**Requirements**
Output each entry verbatim and exclude every picture from it.

**Available records**
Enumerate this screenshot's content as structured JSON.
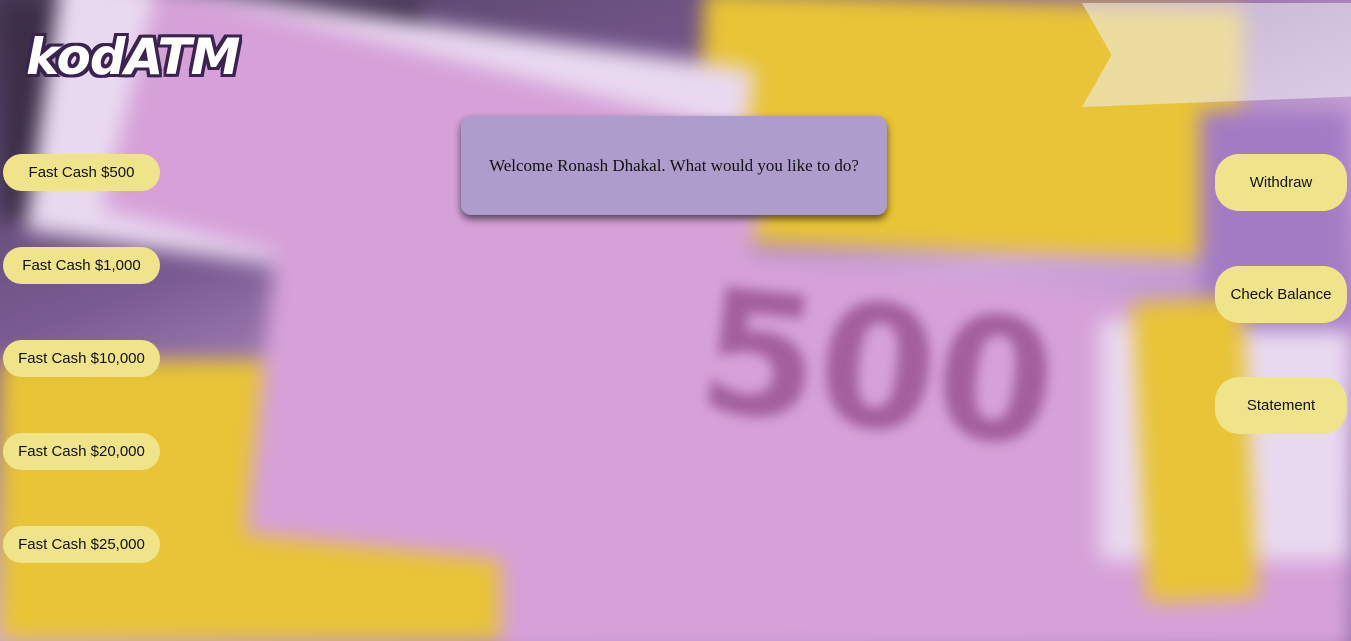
{
  "app": {
    "logo": "kodATM"
  },
  "welcome": {
    "message": "Welcome Ronash Dhakal. What would you like to do?"
  },
  "fast_cash": [
    {
      "label": "Fast Cash $500"
    },
    {
      "label": "Fast Cash $1,000"
    },
    {
      "label": "Fast Cash $10,000"
    },
    {
      "label": "Fast Cash $20,000"
    },
    {
      "label": "Fast Cash $25,000"
    }
  ],
  "actions": [
    {
      "label": "Withdraw"
    },
    {
      "label": "Check Balance"
    },
    {
      "label": "Statement"
    }
  ],
  "colors": {
    "button": "#f0e48a",
    "welcome_panel": "#ae9ccc",
    "logo_outline": "#3b2350"
  }
}
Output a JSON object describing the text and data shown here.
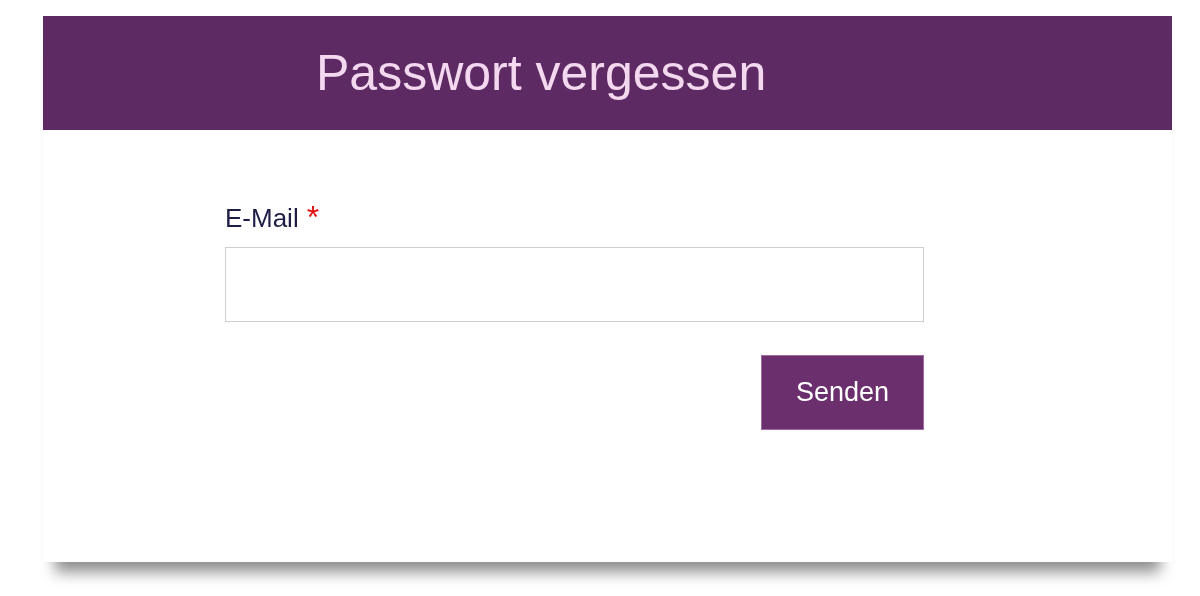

**Completed task**
Enumerate this screenshot's content as structured JSON.
{
  "app": {
    "logo": "kodATM"
  },
  "welcome": {
    "message": "Welcome Ronash Dhakal. What would you like to do?"
  },
  "fast_cash": [
    {
      "label": "Fast Cash $500"
    },
    {
      "label": "Fast Cash $1,000"
    },
    {
      "label": "Fast Cash $10,000"
    },
    {
      "label": "Fast Cash $20,000"
    },
    {
      "label": "Fast Cash $25,000"
    }
  ],
  "actions": [
    {
      "label": "Withdraw"
    },
    {
      "label": "Check Balance"
    },
    {
      "label": "Statement"
    }
  ],
  "colors": {
    "button": "#f0e48a",
    "welcome_panel": "#ae9ccc",
    "logo_outline": "#3b2350"
  }
}
Output a JSON object describing the text and data shown here.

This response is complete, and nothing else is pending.